* BEGIN Record extracts *

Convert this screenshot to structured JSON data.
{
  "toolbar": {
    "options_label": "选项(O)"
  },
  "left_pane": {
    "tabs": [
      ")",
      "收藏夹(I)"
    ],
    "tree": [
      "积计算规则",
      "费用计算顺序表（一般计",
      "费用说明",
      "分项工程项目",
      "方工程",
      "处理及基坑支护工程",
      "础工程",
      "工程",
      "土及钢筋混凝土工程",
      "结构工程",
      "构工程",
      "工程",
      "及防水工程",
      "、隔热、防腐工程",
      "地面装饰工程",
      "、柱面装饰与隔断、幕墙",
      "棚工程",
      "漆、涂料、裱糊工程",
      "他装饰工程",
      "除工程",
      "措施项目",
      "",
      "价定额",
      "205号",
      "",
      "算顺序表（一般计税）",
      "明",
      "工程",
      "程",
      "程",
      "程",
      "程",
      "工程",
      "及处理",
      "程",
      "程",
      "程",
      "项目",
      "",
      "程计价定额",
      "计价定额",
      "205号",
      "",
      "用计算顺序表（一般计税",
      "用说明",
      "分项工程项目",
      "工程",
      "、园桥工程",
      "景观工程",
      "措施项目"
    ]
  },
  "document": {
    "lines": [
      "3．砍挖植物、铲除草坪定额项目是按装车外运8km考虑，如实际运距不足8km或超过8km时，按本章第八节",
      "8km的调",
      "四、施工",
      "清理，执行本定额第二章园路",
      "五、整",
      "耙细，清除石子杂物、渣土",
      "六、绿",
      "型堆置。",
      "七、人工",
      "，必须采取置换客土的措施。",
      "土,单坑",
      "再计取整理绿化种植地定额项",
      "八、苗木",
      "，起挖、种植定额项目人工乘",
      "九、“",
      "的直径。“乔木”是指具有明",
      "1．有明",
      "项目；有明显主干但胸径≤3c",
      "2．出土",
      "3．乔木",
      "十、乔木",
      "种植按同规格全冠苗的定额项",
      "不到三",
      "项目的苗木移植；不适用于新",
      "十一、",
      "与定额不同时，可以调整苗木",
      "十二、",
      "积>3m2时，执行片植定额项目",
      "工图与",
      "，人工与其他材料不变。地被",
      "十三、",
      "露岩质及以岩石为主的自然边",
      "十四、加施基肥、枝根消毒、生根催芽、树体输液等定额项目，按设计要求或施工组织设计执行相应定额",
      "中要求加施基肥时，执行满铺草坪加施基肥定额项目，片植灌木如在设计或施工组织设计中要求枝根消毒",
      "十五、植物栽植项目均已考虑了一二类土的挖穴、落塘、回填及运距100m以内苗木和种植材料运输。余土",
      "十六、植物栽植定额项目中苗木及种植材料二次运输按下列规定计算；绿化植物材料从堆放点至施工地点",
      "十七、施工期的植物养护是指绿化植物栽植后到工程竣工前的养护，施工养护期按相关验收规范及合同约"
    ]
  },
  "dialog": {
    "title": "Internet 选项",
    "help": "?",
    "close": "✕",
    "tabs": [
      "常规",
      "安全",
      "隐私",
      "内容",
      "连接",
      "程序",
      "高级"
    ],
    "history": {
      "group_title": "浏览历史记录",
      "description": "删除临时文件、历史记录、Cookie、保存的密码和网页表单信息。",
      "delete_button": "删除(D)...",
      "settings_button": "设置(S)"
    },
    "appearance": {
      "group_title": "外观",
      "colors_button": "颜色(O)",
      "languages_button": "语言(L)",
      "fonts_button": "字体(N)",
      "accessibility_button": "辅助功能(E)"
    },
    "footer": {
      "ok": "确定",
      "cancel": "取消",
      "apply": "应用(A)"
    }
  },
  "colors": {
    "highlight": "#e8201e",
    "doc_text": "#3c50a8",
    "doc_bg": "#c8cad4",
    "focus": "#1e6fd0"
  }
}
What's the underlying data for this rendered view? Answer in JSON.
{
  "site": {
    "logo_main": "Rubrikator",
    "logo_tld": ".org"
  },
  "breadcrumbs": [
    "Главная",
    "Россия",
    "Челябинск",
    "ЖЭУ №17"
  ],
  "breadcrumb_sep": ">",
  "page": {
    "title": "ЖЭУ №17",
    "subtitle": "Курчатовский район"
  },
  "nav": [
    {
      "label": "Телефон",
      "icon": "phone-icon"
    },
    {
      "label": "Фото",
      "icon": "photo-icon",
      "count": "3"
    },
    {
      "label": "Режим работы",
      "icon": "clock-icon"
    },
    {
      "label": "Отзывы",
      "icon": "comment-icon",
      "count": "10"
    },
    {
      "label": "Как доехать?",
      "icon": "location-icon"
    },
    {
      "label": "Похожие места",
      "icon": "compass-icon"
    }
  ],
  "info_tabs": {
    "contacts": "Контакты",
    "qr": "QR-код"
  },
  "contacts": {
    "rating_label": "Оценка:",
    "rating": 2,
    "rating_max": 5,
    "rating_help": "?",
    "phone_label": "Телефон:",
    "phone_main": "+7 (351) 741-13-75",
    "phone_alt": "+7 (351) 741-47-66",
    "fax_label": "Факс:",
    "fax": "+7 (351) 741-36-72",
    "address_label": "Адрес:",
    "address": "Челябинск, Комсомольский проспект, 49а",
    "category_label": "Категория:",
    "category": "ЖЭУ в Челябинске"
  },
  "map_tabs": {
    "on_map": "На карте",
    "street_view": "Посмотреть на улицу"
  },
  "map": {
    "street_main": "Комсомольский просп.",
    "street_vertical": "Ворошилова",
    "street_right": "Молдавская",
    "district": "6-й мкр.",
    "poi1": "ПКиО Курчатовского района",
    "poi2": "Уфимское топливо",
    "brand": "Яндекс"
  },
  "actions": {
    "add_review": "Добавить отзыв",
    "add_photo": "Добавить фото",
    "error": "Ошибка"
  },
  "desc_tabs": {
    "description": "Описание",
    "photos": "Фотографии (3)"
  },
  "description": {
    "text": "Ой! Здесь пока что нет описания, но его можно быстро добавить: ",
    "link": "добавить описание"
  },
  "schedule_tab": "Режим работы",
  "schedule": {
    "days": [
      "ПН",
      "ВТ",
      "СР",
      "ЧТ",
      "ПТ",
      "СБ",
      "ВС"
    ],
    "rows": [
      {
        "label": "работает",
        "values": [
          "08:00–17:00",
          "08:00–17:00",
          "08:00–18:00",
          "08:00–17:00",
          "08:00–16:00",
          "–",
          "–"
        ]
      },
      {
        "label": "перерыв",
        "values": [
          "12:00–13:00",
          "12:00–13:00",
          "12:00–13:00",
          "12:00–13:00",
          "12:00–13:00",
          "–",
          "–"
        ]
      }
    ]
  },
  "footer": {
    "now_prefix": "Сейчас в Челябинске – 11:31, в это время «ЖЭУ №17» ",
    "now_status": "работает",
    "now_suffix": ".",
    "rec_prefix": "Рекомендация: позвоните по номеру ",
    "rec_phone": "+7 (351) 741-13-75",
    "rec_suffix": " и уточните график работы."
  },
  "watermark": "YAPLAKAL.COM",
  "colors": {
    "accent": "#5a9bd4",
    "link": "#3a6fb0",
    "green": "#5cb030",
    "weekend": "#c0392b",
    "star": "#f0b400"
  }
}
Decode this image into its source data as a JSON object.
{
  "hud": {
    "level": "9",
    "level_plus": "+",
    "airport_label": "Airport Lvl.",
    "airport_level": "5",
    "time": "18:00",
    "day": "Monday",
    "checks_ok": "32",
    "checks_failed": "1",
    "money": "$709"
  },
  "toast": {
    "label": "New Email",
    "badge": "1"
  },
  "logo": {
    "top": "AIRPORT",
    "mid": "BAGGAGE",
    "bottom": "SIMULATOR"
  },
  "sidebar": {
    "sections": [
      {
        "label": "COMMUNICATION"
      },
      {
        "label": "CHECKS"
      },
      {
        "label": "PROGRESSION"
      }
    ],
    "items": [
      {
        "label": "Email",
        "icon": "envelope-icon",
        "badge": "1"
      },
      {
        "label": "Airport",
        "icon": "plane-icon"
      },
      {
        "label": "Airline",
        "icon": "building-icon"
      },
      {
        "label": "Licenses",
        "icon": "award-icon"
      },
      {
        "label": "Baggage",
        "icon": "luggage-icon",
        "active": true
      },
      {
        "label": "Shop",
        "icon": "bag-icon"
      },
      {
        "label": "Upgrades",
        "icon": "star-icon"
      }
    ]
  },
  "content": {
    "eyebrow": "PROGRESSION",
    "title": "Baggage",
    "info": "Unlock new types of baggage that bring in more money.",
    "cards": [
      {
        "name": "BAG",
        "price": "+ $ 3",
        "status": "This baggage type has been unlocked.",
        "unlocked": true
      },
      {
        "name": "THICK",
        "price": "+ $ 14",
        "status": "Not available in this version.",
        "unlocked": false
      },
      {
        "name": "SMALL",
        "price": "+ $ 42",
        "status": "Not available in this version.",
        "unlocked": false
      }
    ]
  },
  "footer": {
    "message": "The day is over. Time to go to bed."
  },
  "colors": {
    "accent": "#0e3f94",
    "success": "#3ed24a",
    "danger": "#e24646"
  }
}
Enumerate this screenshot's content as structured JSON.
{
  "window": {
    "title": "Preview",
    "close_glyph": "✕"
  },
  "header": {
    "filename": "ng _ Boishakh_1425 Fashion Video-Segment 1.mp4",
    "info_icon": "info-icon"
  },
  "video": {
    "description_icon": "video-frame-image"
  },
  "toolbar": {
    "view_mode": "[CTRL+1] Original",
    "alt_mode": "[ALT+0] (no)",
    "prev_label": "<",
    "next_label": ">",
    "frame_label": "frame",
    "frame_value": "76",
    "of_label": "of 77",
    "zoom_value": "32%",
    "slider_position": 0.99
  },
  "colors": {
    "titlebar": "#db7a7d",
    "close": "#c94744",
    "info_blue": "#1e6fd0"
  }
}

* END Record extracts *

Required work — Reply with one number only, the count of lines above that hold the string "data".

Response to the task — 3